GIVEN TASK —
Give back the line where "Output the text content of this document." appears and all the lines after it until the listing ends, unchanged and with nothing else.

╭─ RECORDED DATA

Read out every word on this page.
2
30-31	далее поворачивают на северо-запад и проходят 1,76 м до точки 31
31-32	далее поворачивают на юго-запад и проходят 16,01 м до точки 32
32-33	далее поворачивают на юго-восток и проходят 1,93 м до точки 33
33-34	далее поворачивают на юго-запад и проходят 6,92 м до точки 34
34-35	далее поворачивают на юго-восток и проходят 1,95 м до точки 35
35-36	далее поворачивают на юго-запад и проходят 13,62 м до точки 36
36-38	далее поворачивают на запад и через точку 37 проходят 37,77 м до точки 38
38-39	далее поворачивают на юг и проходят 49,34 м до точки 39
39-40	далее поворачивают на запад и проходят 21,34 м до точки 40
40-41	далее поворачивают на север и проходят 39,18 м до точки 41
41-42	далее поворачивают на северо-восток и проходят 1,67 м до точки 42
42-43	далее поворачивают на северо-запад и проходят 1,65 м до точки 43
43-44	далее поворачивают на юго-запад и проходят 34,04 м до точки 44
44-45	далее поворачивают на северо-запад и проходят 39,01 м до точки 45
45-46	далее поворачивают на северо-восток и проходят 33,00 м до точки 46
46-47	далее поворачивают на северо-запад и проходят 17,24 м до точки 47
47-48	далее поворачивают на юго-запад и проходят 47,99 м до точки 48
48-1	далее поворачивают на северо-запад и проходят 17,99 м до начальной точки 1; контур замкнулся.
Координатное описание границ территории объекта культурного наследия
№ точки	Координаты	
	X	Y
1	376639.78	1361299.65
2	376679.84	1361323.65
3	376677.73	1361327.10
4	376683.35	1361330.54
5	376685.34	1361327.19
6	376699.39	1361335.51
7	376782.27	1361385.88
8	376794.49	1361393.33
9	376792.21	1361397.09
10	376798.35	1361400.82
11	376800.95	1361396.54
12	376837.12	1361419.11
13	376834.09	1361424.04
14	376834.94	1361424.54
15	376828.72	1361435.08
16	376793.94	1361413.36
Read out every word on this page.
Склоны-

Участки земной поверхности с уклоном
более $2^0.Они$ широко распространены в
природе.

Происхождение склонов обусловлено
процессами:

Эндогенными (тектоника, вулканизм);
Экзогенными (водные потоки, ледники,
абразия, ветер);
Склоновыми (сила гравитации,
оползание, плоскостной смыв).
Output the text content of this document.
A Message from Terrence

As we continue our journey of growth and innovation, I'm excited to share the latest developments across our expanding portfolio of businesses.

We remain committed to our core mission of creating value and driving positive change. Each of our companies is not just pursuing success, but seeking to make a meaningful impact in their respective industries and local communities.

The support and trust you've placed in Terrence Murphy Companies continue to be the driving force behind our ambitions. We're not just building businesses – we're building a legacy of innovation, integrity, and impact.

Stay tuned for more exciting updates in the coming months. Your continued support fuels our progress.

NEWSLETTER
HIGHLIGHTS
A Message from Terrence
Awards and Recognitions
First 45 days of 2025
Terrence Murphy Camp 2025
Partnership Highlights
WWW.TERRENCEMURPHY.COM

╰─

RESULT OF THE TASK —
Output the text content of this document.
A Message from Terrence

As we continue our journey of growth and innovation, I'm excited to share the latest developments across our expanding portfolio of businesses.

We remain committed to our core mission of creating value and driving positive change. Each of our companies is not just pursuing success, but seeking to make a meaningful impact in their respective industries and local communities.

The support and trust you've placed in Terrence Murphy Companies continue to be the driving force behind our ambitions. We're not just building businesses – we're building a legacy of innovation, integrity, and impact.

Stay tuned for more exciting updates in the coming months. Your continued support fuels our progress.

NEWSLETTER
HIGHLIGHTS
A Message from Terrence
Awards and Recognitions
First 45 days of 2025
Terrence Murphy Camp 2025
Partnership Highlights
WWW.TERRENCEMURPHY.COM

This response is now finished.